-- Start of DATA IN THIS EXERCISE --
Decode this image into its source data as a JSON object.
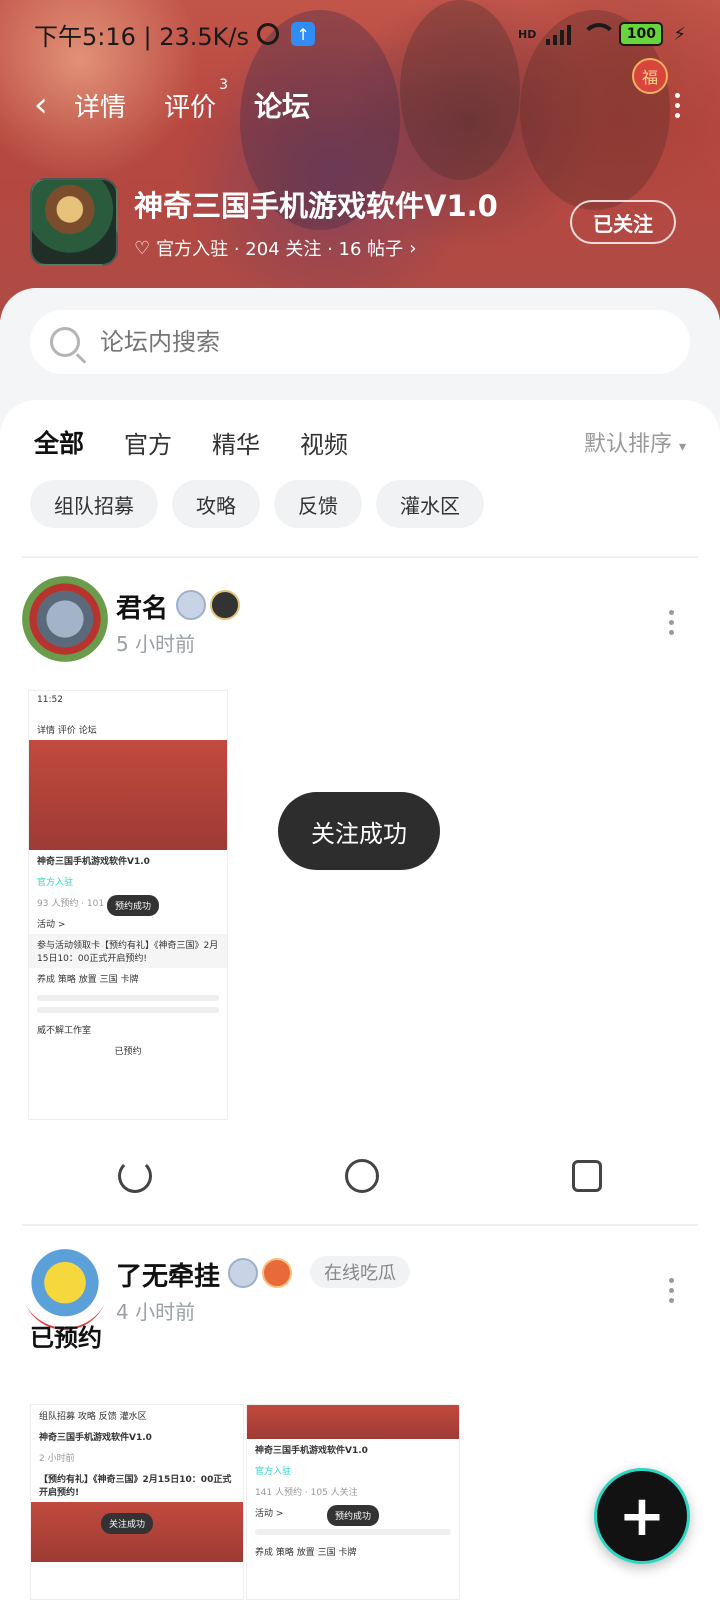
{
  "status_bar": {
    "time": "下午5:16 | 23.5K/s",
    "battery": "100",
    "network": "HD"
  },
  "nav": {
    "tabs": [
      {
        "label": "详情"
      },
      {
        "label": "评价",
        "count": "3"
      },
      {
        "label": "论坛"
      }
    ],
    "fu": "福"
  },
  "app": {
    "name": "神奇三国手机游戏软件V1.0",
    "meta": "官方入驻 · 204 关注 · 16 帖子",
    "follow_label": "已关注"
  },
  "search": {
    "placeholder": "论坛内搜索"
  },
  "filter_tabs": [
    "全部",
    "官方",
    "精华",
    "视频"
  ],
  "sort_label": "默认排序",
  "chips": [
    "组队招募",
    "攻略",
    "反馈",
    "灌水区"
  ],
  "posts": [
    {
      "username": "君名",
      "time": "5 小时前"
    },
    {
      "username": "了无牵挂",
      "time": "4 小时前",
      "status": "在线吃瓜",
      "text": "已预约"
    }
  ],
  "toast": "关注成功",
  "shot1": {
    "time": "11:52",
    "tabs": "详情  评价  论坛",
    "app_name": "神奇三国手机游戏软件V1.0",
    "official": "官方入驻",
    "counts": "93 人预约 · 101 人关注",
    "activity": "活动 >",
    "toast": "预约成功",
    "event_text": "参与活动领取卡【预约有礼】《神奇三国》2月15日10：00正式开启预约!",
    "tags": "养成  策略  放置  三国  卡牌",
    "bottom": "已预约",
    "studio": "威不解工作室"
  },
  "shot2": {
    "app_name": "神奇三国手机游戏软件V1.0",
    "time": "2 小时前",
    "title": "【预约有礼】《神奇三国》2月15日10：00正式开启预约!",
    "toast": "关注成功",
    "chips": "组队招募  攻略  反馈  灌水区"
  },
  "shot3": {
    "app_name": "神奇三国手机游戏软件V1.0",
    "official": "官方入驻",
    "counts": "141 人预约 · 105 人关注",
    "activity": "活动 >",
    "toast": "预约成功",
    "tags": "养成  策略  放置  三国  卡牌"
  },
  "colors": {
    "accent": "#2bd6c3",
    "banner": "#b7473f"
  }
}
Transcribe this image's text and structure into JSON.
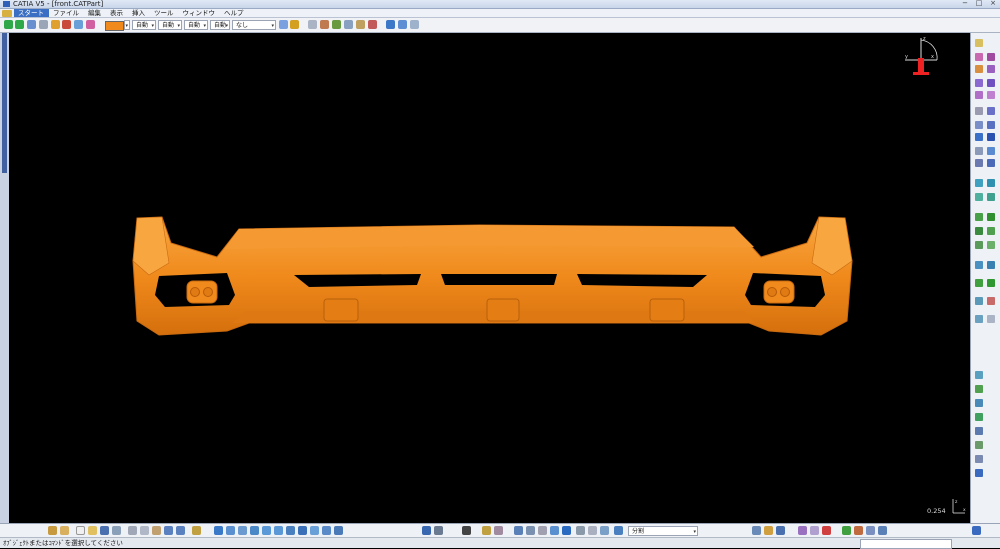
{
  "window": {
    "title": "CATIA V5 - [front.CATPart]",
    "buttons": [
      "−",
      "□",
      "×"
    ]
  },
  "menubar": {
    "items": [
      "スタート",
      "ファイル",
      "編集",
      "表示",
      "挿入",
      "ツール",
      "ウィンドウ",
      "ヘルプ"
    ]
  },
  "toolbar": {
    "color_value": "#F08A1C",
    "transparency": "自動",
    "line_thickness": "自動",
    "line_type": "自動",
    "point_type": "自動",
    "layer_label": "なし",
    "layer_prefix": "自動"
  },
  "viewport": {
    "background": "#000000",
    "part_color": "#F08A1C",
    "compass_labels": [
      "z",
      "x",
      "y"
    ],
    "scale_value": "0.254",
    "scale_axis_labels": [
      "z",
      "x"
    ]
  },
  "bottom_toolbar": {
    "dropdown_value": "分割"
  },
  "status": {
    "message": "ｵﾌﾞｼﾞｪｸﾄまたはｺﾏﾝﾄﾞを選択してください"
  }
}
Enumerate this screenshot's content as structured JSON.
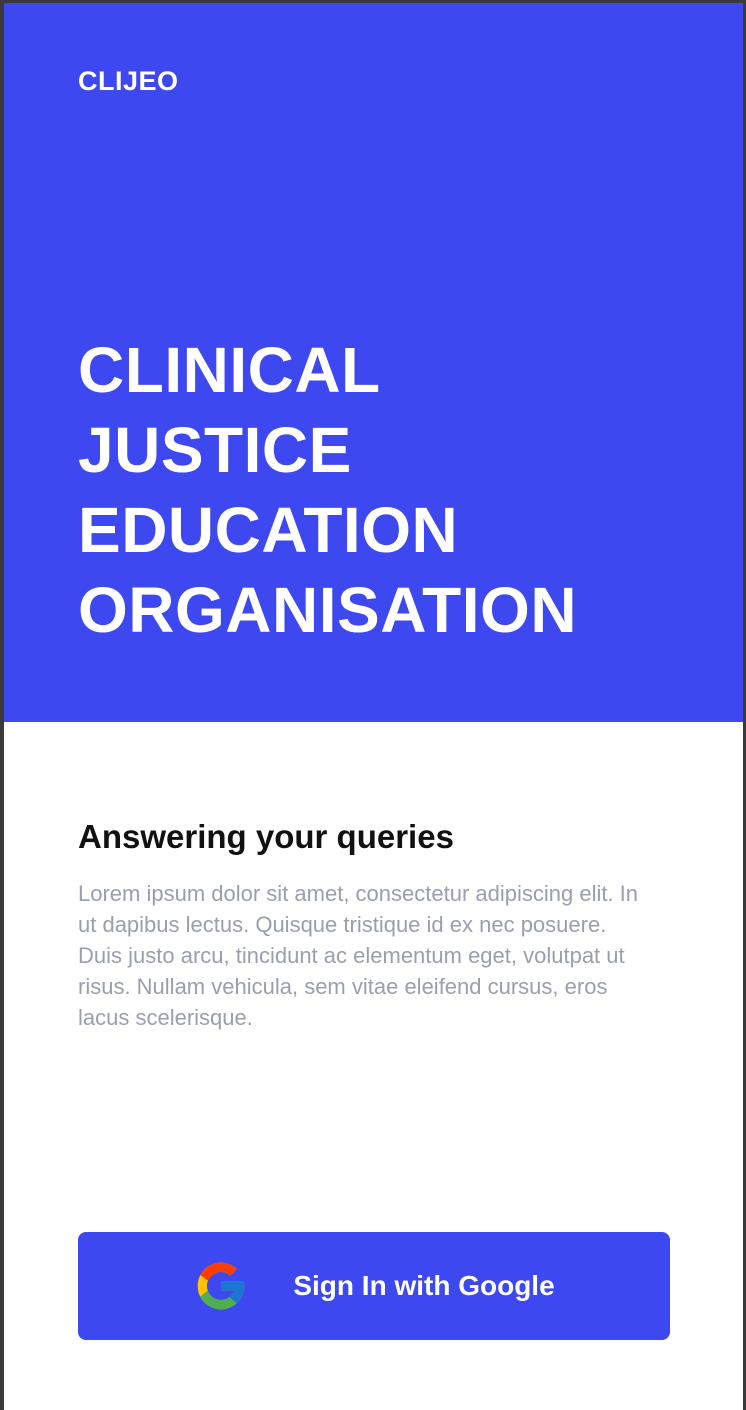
{
  "brand": {
    "name": "CLIJEO"
  },
  "hero": {
    "title_lines": [
      "CLINICAL",
      "JUSTICE",
      "EDUCATION",
      "ORGANISATION"
    ],
    "background_color": "#3d48f0"
  },
  "section": {
    "title": "Answering your queries",
    "body": "Lorem ipsum dolor sit amet, consectetur adipiscing elit. In ut dapibus lectus. Quisque tristique id ex nec posuere. Duis justo arcu, tincidunt ac elementum eget, volutpat ut risus. Nullam vehicula, sem vitae eleifend cursus, eros lacus scelerisque."
  },
  "signin": {
    "label": "Sign In with Google",
    "icon": "google-icon",
    "button_color": "#3d48f0"
  }
}
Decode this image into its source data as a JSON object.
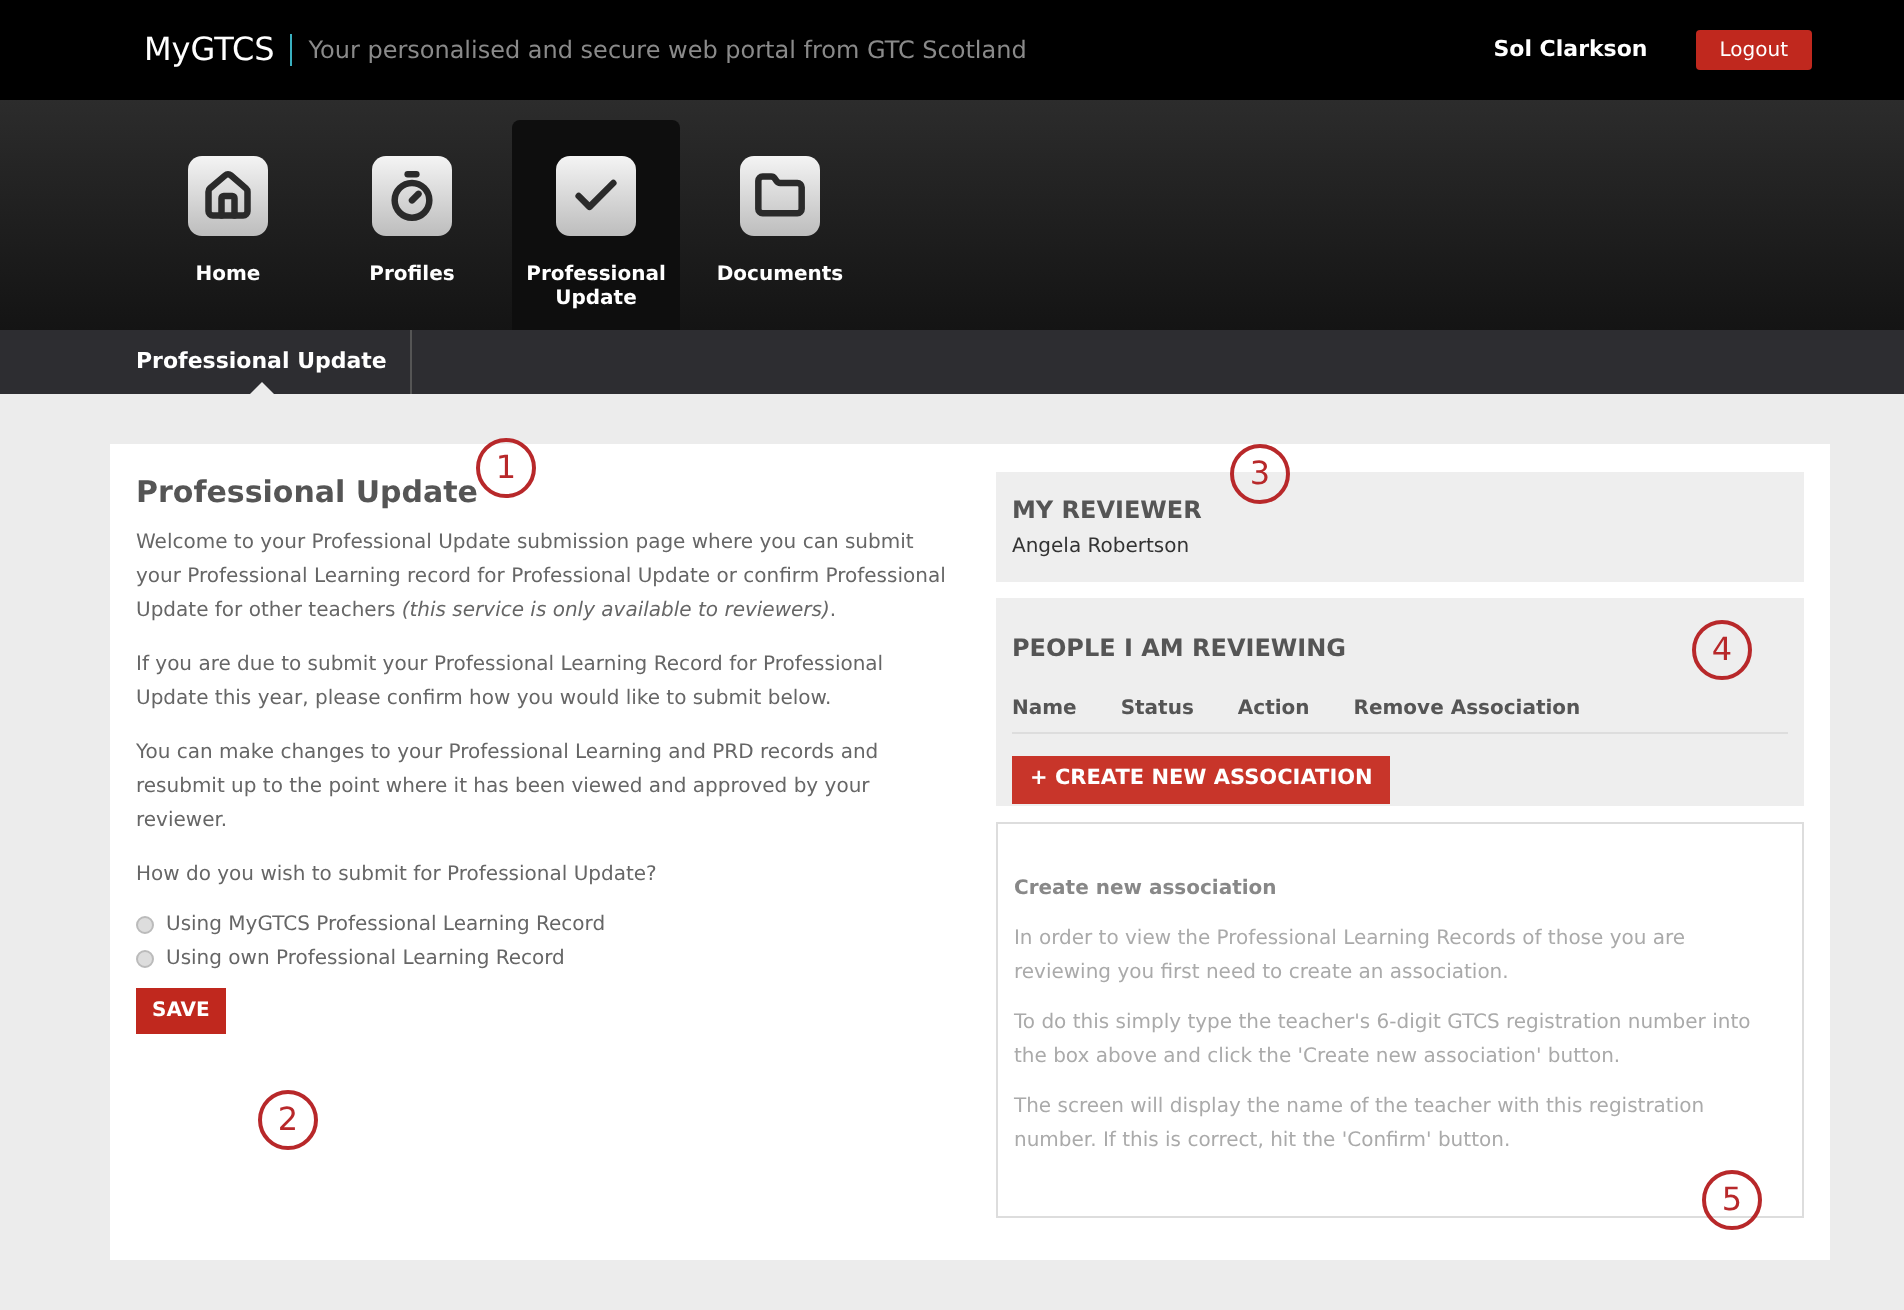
{
  "header": {
    "logo": "MyGTCS",
    "tagline": "Your personalised and secure web portal from GTC Scotland",
    "user": "Sol Clarkson",
    "logout": "Logout"
  },
  "nav": [
    {
      "label": "Home",
      "selected": false
    },
    {
      "label": "Profiles",
      "selected": false
    },
    {
      "label": "Professional Update",
      "selected": true
    },
    {
      "label": "Documents",
      "selected": false
    }
  ],
  "subnav": [
    {
      "label": "Professional Update",
      "selected": true
    }
  ],
  "main": {
    "title": "Professional Update",
    "paragraphs": [
      "Welcome to your Professional Update submission page where you can submit your Professional Learning record for Professional Update or confirm Professional Update for other teachers *(this service is only available to reviewers)*.",
      "If you are due to submit your Professional Learning Record for Professional Update this year, please confirm how you would like to submit below.",
      "You can make changes to your Professional Learning and PRD records and resubmit up to the point where it has been viewed and approved by your reviewer."
    ],
    "question": "How do you wish to submit for Professional Update?",
    "options": [
      {
        "label": "Using MyGTCS Professional Learning Record",
        "selected": false
      },
      {
        "label": "Using own Professional Learning Record",
        "selected": false
      }
    ],
    "save": "SAVE"
  },
  "reviewer": {
    "title": "MY REVIEWER",
    "name": "Angela Robertson"
  },
  "reviewing": {
    "title": "PEOPLE I AM REVIEWING",
    "columns": [
      "Name",
      "Status",
      "Action",
      "Remove Association"
    ],
    "button": "+ CREATE NEW ASSOCIATION"
  },
  "help": {
    "title": "Create new association",
    "paragraphs": [
      "In order to view the Professional Learning Records of those you are reviewing you first need to create an association.",
      "To do this simply type the teacher's 6-digit GTCS registration number into the box above and click the 'Create new association' button.",
      "The screen will display the name of the teacher with this registration number. If this is correct, hit the 'Confirm' button."
    ]
  },
  "callouts": [
    "1",
    "2",
    "3",
    "4",
    "5"
  ]
}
-- End of DATA IN THIS EXERCISE --
> _PROMPT_: Write out every line from the entries where "counts" appears.

> _EXERCISE SOLUTION_:
    "counts": "93 人预约 · 101 人关注",
    "counts": "141 人预约 · 105 人关注",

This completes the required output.